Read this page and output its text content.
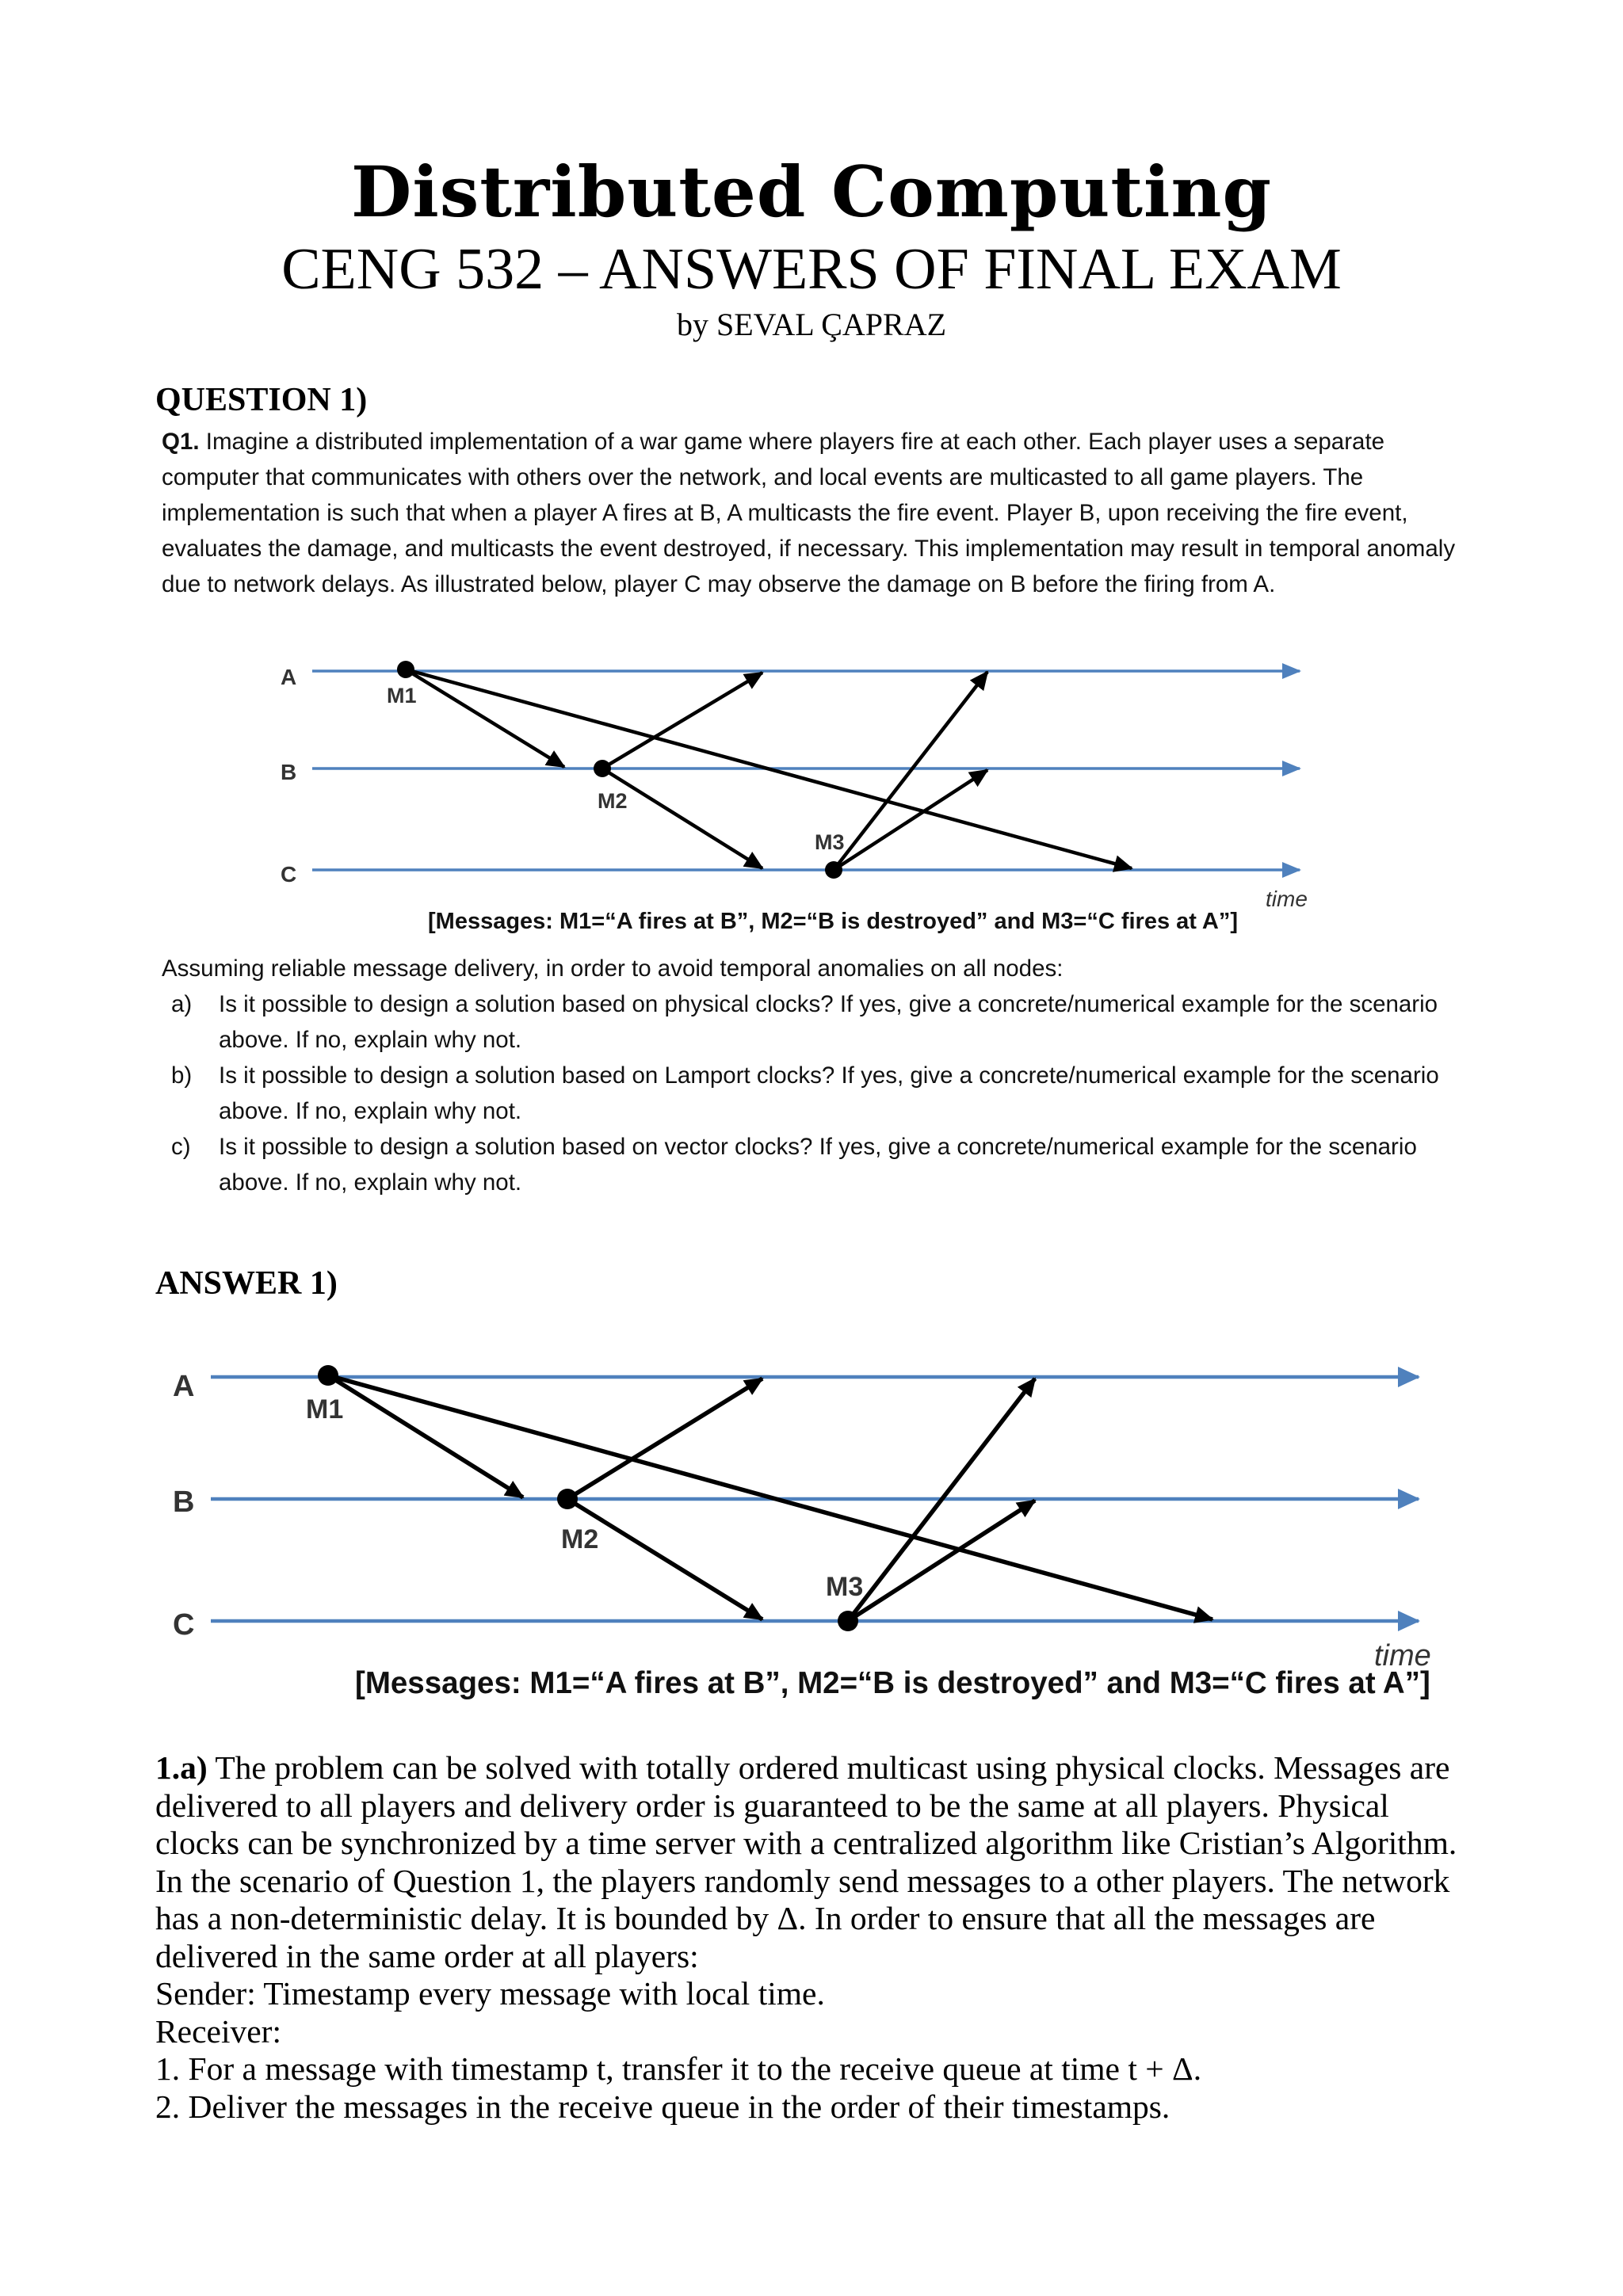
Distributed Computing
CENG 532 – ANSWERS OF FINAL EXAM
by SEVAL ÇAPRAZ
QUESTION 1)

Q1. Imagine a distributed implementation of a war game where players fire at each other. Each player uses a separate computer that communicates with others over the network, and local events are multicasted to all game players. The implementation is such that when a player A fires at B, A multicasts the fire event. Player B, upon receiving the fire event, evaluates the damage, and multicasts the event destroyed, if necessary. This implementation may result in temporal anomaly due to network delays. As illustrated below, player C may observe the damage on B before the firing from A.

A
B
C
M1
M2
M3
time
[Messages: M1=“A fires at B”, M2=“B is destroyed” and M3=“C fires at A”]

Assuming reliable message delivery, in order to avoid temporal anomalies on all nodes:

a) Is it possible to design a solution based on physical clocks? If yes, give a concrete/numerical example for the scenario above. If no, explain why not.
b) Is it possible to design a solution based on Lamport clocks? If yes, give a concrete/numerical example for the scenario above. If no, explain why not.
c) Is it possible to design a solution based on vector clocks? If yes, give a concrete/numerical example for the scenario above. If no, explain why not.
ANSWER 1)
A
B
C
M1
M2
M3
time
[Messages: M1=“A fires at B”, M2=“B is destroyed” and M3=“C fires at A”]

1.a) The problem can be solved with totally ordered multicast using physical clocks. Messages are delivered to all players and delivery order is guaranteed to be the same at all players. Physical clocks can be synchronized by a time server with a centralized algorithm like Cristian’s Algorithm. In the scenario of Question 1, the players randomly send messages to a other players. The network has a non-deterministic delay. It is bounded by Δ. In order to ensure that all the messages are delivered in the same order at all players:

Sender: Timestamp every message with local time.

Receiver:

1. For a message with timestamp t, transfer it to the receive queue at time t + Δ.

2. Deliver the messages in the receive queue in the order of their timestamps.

----------------

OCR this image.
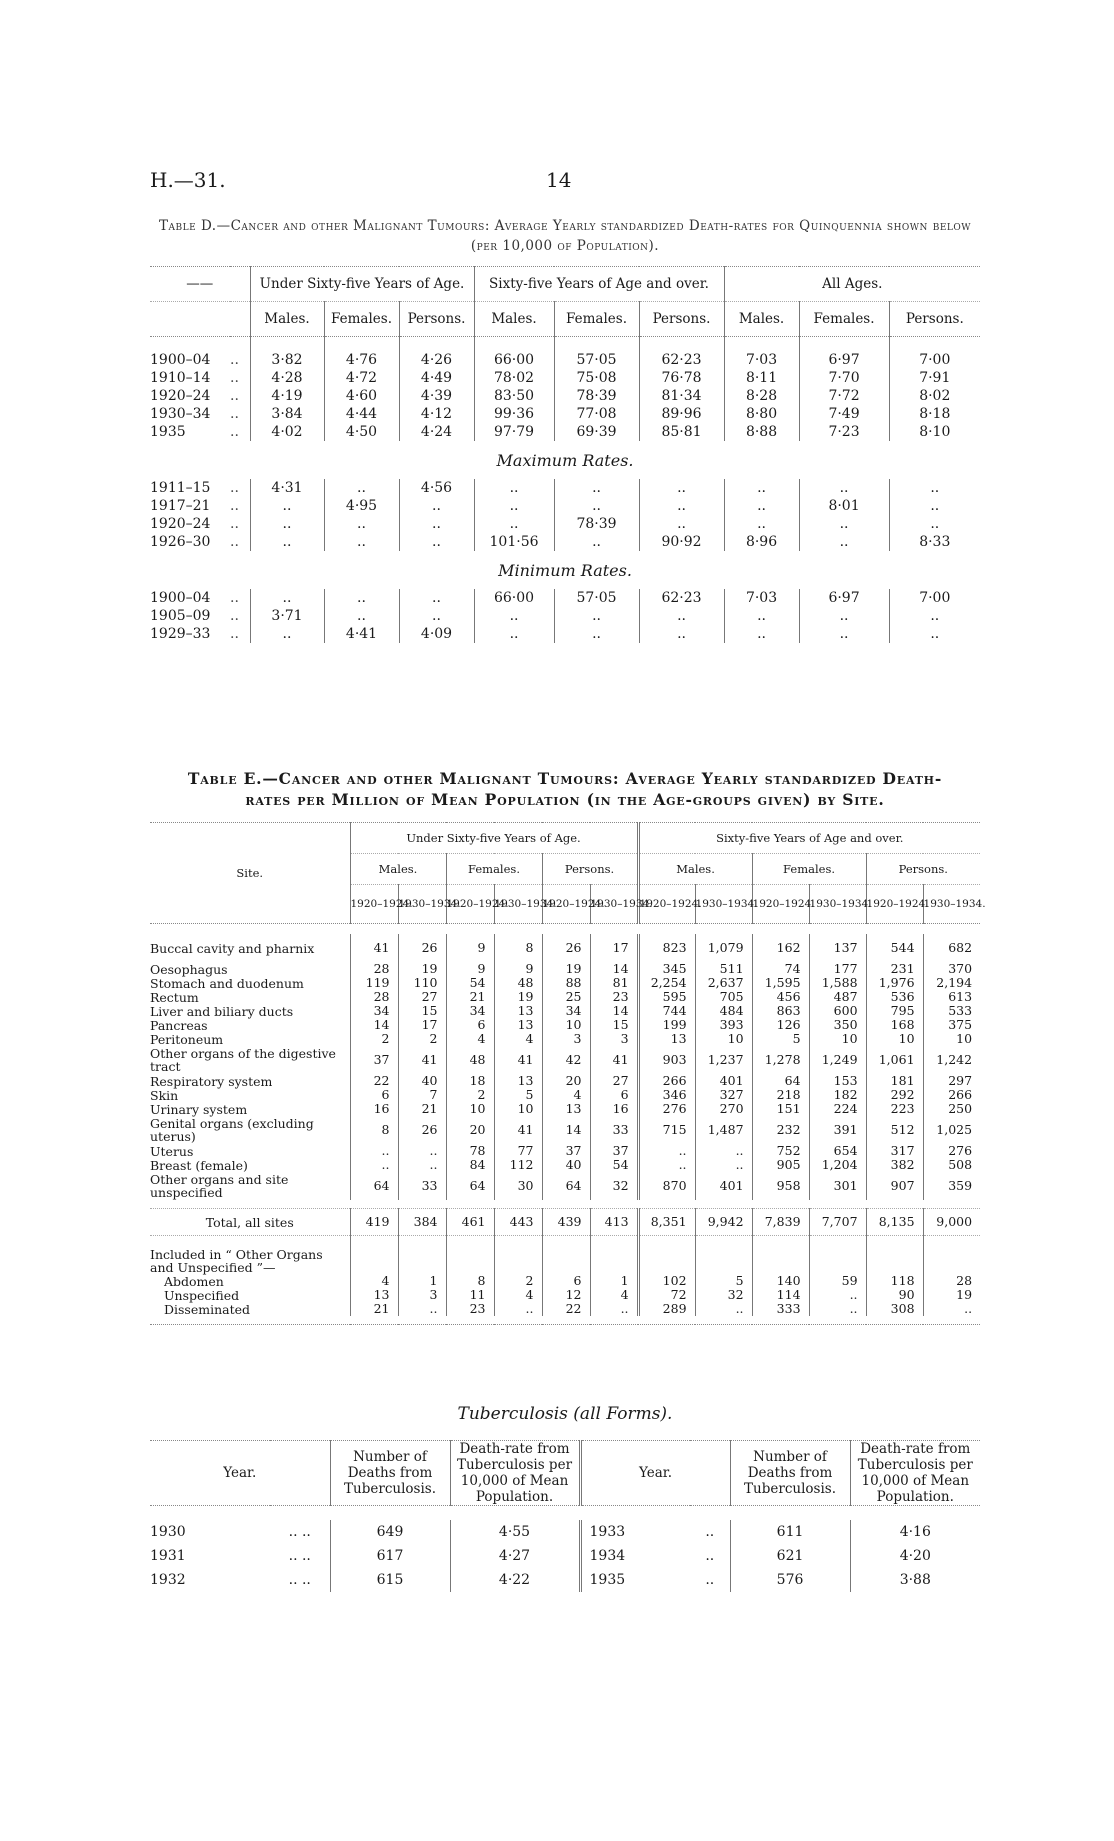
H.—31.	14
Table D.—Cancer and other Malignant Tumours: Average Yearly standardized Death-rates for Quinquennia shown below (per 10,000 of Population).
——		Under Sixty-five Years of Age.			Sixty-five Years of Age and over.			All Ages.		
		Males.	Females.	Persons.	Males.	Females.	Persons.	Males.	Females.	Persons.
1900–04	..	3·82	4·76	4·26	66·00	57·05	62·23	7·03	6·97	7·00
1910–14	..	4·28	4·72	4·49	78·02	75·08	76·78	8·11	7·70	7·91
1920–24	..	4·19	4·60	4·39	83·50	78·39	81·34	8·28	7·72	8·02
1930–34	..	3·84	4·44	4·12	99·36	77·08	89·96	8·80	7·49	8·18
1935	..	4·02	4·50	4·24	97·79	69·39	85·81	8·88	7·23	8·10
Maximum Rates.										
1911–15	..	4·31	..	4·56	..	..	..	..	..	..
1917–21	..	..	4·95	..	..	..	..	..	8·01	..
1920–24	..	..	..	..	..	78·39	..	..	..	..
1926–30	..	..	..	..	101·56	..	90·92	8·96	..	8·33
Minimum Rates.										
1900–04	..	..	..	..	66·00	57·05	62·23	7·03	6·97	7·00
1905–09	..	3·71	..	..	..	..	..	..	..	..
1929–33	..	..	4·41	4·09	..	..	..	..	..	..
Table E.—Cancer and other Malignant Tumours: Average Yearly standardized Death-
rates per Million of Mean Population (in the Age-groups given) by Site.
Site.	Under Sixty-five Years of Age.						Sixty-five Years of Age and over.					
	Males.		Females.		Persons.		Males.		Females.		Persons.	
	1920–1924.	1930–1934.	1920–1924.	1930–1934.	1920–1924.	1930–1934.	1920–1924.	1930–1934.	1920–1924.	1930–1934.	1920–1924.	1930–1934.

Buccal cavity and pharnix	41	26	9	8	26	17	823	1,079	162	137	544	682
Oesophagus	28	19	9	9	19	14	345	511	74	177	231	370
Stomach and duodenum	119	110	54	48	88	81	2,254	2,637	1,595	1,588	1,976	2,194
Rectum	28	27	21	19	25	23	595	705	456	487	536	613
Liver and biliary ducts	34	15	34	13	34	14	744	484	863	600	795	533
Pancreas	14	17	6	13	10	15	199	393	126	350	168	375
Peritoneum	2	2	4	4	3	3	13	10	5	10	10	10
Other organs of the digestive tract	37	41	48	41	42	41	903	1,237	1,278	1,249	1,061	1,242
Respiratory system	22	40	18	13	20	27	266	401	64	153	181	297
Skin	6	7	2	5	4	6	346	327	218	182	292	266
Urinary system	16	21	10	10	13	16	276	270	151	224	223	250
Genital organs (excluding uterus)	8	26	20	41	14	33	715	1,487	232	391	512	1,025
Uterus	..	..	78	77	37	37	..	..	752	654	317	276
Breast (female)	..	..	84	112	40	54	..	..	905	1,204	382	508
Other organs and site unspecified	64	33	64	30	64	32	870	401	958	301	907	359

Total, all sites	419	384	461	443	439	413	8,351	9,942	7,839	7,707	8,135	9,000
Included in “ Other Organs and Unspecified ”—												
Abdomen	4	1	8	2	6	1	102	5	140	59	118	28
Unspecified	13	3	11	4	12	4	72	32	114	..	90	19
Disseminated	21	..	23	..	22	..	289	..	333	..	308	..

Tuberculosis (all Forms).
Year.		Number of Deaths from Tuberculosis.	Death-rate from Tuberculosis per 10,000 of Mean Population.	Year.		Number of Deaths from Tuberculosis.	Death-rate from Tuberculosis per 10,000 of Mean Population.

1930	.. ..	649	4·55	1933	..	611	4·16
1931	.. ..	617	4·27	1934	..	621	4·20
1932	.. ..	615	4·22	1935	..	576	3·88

----------------

What the task asks: Across the preceding material, how many lines contain the word "Males"? State the number alone.

Task result: 2